[BEGIN]

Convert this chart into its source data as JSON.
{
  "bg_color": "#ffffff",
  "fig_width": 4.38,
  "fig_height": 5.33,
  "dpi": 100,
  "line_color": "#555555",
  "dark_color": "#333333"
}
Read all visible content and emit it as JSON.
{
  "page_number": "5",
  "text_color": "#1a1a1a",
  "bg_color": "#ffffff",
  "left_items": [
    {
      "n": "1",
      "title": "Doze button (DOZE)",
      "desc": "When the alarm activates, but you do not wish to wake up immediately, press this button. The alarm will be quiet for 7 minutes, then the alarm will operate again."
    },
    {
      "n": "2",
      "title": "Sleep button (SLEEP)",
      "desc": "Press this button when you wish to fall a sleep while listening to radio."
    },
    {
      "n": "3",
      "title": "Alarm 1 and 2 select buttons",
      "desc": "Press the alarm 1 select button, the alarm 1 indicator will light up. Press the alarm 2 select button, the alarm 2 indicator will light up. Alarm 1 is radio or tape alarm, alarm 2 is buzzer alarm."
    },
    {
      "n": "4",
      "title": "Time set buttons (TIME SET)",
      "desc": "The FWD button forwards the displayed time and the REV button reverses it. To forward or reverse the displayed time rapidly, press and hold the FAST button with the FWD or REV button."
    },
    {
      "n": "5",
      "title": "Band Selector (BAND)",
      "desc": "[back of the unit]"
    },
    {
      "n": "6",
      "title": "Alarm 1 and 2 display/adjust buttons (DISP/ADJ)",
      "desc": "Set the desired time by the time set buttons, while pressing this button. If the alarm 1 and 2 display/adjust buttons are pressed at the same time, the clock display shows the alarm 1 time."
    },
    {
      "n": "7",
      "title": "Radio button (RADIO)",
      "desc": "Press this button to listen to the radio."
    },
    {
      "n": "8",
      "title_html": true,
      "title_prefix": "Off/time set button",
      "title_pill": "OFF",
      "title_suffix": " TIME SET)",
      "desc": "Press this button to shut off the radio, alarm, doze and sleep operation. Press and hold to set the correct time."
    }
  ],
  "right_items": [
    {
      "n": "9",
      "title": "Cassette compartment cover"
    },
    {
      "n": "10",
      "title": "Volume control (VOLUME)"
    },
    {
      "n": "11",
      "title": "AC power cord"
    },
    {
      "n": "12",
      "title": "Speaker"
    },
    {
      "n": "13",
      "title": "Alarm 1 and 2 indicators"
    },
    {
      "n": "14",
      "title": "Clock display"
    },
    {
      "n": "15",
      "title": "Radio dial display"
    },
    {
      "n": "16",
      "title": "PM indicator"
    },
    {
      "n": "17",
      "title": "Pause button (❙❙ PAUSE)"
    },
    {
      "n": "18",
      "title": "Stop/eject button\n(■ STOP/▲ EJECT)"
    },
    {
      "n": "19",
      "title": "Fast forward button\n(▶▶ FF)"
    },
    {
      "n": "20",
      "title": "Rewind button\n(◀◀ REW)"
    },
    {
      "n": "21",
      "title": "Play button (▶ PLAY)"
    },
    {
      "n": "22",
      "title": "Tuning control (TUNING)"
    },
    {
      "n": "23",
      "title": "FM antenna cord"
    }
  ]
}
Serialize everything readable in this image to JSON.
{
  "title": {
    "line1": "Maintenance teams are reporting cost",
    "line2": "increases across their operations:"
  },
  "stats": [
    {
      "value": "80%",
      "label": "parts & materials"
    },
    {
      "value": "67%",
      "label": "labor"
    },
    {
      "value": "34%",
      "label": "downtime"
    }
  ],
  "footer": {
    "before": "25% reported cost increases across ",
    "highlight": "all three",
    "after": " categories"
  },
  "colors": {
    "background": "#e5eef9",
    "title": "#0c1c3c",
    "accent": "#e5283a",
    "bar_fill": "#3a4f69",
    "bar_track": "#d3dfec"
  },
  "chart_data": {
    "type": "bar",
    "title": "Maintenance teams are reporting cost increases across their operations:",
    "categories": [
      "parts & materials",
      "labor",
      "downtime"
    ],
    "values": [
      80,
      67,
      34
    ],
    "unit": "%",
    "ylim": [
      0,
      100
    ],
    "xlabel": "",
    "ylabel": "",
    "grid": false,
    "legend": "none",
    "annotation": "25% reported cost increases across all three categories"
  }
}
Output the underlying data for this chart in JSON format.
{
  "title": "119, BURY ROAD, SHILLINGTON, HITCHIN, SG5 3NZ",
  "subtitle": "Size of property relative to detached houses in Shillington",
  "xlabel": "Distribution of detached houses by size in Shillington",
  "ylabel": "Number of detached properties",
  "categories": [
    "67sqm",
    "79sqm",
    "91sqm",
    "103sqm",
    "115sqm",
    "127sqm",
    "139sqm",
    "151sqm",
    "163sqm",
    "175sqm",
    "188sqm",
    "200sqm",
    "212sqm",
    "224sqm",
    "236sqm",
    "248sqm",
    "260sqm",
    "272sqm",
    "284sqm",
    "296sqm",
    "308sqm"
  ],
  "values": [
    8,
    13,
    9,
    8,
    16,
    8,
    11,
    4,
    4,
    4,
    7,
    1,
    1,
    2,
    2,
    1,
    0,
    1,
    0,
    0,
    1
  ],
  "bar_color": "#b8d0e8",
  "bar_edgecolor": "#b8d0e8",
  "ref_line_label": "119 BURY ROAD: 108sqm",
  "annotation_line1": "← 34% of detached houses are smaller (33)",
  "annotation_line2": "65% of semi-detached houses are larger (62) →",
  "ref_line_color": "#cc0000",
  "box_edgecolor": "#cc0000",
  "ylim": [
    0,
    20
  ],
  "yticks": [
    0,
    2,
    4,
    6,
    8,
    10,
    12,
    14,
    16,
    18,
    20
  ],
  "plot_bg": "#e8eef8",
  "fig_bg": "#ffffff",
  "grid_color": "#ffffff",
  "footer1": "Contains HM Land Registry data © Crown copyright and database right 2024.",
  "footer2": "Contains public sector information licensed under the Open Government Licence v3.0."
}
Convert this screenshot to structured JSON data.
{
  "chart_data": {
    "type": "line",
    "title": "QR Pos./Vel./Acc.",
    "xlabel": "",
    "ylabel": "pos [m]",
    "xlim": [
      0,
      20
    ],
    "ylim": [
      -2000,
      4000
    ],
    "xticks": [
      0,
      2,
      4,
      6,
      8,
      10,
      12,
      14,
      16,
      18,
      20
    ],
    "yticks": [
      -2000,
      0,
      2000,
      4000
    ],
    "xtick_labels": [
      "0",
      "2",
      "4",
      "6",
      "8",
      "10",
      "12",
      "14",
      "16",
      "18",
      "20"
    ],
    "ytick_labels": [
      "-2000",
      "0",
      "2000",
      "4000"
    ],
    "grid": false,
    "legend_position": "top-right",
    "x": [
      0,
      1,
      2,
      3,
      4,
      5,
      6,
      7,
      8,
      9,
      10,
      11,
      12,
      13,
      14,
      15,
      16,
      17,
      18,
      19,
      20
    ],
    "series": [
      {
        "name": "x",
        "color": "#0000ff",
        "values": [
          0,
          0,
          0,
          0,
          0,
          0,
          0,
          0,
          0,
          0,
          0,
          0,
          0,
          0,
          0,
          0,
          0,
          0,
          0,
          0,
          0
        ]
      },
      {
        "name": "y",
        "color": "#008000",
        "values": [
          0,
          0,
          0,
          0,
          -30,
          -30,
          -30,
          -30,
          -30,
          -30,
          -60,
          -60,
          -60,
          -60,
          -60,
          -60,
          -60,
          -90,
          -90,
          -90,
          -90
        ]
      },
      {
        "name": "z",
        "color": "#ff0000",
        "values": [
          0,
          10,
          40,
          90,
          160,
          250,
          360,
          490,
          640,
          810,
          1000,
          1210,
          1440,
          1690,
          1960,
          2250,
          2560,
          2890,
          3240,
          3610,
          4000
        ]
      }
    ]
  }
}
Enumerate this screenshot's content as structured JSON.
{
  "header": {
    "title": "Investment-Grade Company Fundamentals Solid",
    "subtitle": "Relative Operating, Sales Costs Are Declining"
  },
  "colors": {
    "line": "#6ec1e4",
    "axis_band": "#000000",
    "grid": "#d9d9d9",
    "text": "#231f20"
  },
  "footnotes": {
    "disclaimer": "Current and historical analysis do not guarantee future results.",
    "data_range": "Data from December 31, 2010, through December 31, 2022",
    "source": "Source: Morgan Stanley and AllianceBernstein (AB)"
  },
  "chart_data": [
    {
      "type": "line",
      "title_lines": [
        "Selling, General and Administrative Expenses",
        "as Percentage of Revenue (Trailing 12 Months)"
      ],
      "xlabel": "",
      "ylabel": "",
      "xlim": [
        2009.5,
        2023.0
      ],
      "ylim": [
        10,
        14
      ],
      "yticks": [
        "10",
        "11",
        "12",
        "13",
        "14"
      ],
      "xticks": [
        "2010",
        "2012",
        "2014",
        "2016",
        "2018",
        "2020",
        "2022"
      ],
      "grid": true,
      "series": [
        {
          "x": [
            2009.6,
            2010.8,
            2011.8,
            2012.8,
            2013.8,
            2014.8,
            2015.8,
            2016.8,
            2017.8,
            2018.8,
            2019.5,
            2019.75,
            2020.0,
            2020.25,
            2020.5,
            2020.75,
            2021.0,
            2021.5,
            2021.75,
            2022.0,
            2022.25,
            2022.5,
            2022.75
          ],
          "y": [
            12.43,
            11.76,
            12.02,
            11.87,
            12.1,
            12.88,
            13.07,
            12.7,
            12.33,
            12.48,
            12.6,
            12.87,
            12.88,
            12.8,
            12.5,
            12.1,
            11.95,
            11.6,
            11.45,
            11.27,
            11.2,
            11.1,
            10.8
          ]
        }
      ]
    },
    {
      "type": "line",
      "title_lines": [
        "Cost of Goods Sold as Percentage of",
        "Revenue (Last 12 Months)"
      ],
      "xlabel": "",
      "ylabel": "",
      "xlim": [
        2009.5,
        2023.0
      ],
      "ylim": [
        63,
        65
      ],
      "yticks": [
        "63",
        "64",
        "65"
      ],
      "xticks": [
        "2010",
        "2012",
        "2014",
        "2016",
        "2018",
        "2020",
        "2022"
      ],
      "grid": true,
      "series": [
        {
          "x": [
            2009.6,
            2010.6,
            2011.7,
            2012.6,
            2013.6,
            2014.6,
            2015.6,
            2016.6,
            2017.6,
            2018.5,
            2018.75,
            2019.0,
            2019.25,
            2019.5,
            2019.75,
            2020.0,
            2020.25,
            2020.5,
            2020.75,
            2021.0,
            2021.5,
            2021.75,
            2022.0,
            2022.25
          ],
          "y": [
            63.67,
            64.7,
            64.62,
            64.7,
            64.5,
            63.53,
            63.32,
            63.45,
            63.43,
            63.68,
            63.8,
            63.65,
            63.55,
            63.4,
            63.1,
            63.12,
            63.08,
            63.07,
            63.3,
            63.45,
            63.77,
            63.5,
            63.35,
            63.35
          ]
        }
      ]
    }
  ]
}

[END]

Task statement:
Out of the records, collect only those lines that contain the string "BURY".

Answer to this exercise:
  "title": "119, BURY ROAD, SHILLINGTON, HITCHIN, SG5 3NZ",
  "ref_line_label": "119 BURY ROAD: 108sqm",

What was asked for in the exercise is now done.